___ Data provided

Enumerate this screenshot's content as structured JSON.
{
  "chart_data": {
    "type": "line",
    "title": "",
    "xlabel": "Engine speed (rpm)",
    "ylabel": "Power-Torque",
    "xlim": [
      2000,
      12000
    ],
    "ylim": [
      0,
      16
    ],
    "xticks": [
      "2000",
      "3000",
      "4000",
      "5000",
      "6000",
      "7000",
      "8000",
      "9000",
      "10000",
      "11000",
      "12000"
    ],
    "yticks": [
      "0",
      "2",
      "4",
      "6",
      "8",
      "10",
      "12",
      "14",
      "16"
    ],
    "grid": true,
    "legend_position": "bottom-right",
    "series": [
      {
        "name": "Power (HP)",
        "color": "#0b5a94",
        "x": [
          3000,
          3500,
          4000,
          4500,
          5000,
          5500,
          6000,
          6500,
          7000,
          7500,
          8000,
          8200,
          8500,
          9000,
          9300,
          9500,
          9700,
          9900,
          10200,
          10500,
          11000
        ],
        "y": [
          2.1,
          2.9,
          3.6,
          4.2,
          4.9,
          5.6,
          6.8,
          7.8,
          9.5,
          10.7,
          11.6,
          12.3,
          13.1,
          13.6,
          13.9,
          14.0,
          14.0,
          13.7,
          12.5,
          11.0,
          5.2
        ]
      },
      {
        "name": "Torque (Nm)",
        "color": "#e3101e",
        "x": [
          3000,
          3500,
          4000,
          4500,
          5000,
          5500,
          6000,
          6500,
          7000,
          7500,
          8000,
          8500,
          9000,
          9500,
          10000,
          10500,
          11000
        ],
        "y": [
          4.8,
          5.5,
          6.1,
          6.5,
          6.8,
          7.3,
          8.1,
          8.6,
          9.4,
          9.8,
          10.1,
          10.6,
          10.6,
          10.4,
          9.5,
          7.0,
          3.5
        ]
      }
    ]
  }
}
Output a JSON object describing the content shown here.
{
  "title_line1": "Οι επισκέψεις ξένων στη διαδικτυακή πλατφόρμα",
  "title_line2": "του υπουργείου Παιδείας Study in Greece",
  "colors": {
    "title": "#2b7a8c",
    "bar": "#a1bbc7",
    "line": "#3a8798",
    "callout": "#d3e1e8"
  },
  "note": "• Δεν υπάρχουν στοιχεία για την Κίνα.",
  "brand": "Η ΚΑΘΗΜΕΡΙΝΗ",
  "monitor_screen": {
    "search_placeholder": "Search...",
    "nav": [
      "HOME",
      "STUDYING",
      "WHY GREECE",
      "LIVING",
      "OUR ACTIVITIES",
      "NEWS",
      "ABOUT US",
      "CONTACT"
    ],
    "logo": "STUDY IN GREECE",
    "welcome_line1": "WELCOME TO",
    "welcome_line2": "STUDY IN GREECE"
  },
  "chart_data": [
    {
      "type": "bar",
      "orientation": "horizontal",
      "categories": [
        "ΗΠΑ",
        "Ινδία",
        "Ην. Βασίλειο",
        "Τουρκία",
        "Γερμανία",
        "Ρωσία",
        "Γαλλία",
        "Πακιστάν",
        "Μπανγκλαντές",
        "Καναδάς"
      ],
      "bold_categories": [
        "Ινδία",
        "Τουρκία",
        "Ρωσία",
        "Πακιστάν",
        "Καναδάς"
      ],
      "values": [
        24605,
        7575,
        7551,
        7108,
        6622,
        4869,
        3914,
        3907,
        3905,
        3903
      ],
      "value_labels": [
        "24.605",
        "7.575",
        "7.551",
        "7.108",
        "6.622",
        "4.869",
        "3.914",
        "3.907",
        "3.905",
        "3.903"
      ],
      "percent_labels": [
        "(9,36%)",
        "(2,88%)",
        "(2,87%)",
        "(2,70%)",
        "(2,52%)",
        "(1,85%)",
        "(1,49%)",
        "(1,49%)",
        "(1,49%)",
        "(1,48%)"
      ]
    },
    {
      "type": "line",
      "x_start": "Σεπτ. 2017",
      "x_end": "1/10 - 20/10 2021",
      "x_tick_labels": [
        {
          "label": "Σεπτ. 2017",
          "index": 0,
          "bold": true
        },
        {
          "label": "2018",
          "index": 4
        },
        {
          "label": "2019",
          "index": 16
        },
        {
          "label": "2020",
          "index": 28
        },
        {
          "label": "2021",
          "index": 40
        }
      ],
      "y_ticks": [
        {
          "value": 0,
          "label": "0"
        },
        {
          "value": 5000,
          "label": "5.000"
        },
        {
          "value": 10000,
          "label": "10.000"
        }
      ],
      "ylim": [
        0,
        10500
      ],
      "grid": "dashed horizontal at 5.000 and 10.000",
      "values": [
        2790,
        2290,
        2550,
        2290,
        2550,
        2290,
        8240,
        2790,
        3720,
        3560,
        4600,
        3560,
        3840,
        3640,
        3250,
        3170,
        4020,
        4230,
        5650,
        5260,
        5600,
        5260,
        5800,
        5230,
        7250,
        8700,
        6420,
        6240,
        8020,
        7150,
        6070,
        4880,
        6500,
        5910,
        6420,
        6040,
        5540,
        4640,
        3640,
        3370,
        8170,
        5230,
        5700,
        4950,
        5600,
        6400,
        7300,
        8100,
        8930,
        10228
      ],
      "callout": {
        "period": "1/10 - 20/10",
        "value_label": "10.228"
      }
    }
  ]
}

______

## The problem
Copy the data above in full, character for character.

## The completed task
Enumerate this screenshot's content as structured JSON.
{
  "chart_data": {
    "type": "line",
    "title": "",
    "xlabel": "Engine speed (rpm)",
    "ylabel": "Power-Torque",
    "xlim": [
      2000,
      12000
    ],
    "ylim": [
      0,
      16
    ],
    "xticks": [
      "2000",
      "3000",
      "4000",
      "5000",
      "6000",
      "7000",
      "8000",
      "9000",
      "10000",
      "11000",
      "12000"
    ],
    "yticks": [
      "0",
      "2",
      "4",
      "6",
      "8",
      "10",
      "12",
      "14",
      "16"
    ],
    "grid": true,
    "legend_position": "bottom-right",
    "series": [
      {
        "name": "Power (HP)",
        "color": "#0b5a94",
        "x": [
          3000,
          3500,
          4000,
          4500,
          5000,
          5500,
          6000,
          6500,
          7000,
          7500,
          8000,
          8200,
          8500,
          9000,
          9300,
          9500,
          9700,
          9900,
          10200,
          10500,
          11000
        ],
        "y": [
          2.1,
          2.9,
          3.6,
          4.2,
          4.9,
          5.6,
          6.8,
          7.8,
          9.5,
          10.7,
          11.6,
          12.3,
          13.1,
          13.6,
          13.9,
          14.0,
          14.0,
          13.7,
          12.5,
          11.0,
          5.2
        ]
      },
      {
        "name": "Torque (Nm)",
        "color": "#e3101e",
        "x": [
          3000,
          3500,
          4000,
          4500,
          5000,
          5500,
          6000,
          6500,
          7000,
          7500,
          8000,
          8500,
          9000,
          9500,
          10000,
          10500,
          11000
        ],
        "y": [
          4.8,
          5.5,
          6.1,
          6.5,
          6.8,
          7.3,
          8.1,
          8.6,
          9.4,
          9.8,
          10.1,
          10.6,
          10.6,
          10.4,
          9.5,
          7.0,
          3.5
        ]
      }
    ]
  }
}
Output a JSON object describing the content shown here.
{
  "title_line1": "Οι επισκέψεις ξένων στη διαδικτυακή πλατφόρμα",
  "title_line2": "του υπουργείου Παιδείας Study in Greece",
  "colors": {
    "title": "#2b7a8c",
    "bar": "#a1bbc7",
    "line": "#3a8798",
    "callout": "#d3e1e8"
  },
  "note": "• Δεν υπάρχουν στοιχεία για την Κίνα.",
  "brand": "Η ΚΑΘΗΜΕΡΙΝΗ",
  "monitor_screen": {
    "search_placeholder": "Search...",
    "nav": [
      "HOME",
      "STUDYING",
      "WHY GREECE",
      "LIVING",
      "OUR ACTIVITIES",
      "NEWS",
      "ABOUT US",
      "CONTACT"
    ],
    "logo": "STUDY IN GREECE",
    "welcome_line1": "WELCOME TO",
    "welcome_line2": "STUDY IN GREECE"
  },
  "chart_data": [
    {
      "type": "bar",
      "orientation": "horizontal",
      "categories": [
        "ΗΠΑ",
        "Ινδία",
        "Ην. Βασίλειο",
        "Τουρκία",
        "Γερμανία",
        "Ρωσία",
        "Γαλλία",
        "Πακιστάν",
        "Μπανγκλαντές",
        "Καναδάς"
      ],
      "bold_categories": [
        "Ινδία",
        "Τουρκία",
        "Ρωσία",
        "Πακιστάν",
        "Καναδάς"
      ],
      "values": [
        24605,
        7575,
        7551,
        7108,
        6622,
        4869,
        3914,
        3907,
        3905,
        3903
      ],
      "value_labels": [
        "24.605",
        "7.575",
        "7.551",
        "7.108",
        "6.622",
        "4.869",
        "3.914",
        "3.907",
        "3.905",
        "3.903"
      ],
      "percent_labels": [
        "(9,36%)",
        "(2,88%)",
        "(2,87%)",
        "(2,70%)",
        "(2,52%)",
        "(1,85%)",
        "(1,49%)",
        "(1,49%)",
        "(1,49%)",
        "(1,48%)"
      ]
    },
    {
      "type": "line",
      "x_start": "Σεπτ. 2017",
      "x_end": "1/10 - 20/10 2021",
      "x_tick_labels": [
        {
          "label": "Σεπτ. 2017",
          "index": 0,
          "bold": true
        },
        {
          "label": "2018",
          "index": 4
        },
        {
          "label": "2019",
          "index": 16
        },
        {
          "label": "2020",
          "index": 28
        },
        {
          "label": "2021",
          "index": 40
        }
      ],
      "y_ticks": [
        {
          "value": 0,
          "label": "0"
        },
        {
          "value": 5000,
          "label": "5.000"
        },
        {
          "value": 10000,
          "label": "10.000"
        }
      ],
      "ylim": [
        0,
        10500
      ],
      "grid": "dashed horizontal at 5.000 and 10.000",
      "values": [
        2790,
        2290,
        2550,
        2290,
        2550,
        2290,
        8240,
        2790,
        3720,
        3560,
        4600,
        3560,
        3840,
        3640,
        3250,
        3170,
        4020,
        4230,
        5650,
        5260,
        5600,
        5260,
        5800,
        5230,
        7250,
        8700,
        6420,
        6240,
        8020,
        7150,
        6070,
        4880,
        6500,
        5910,
        6420,
        6040,
        5540,
        4640,
        3640,
        3370,
        8170,
        5230,
        5700,
        4950,
        5600,
        6400,
        7300,
        8100,
        8930,
        10228
      ],
      "callout": {
        "period": "1/10 - 20/10",
        "value_label": "10.228"
      }
    }
  ]
}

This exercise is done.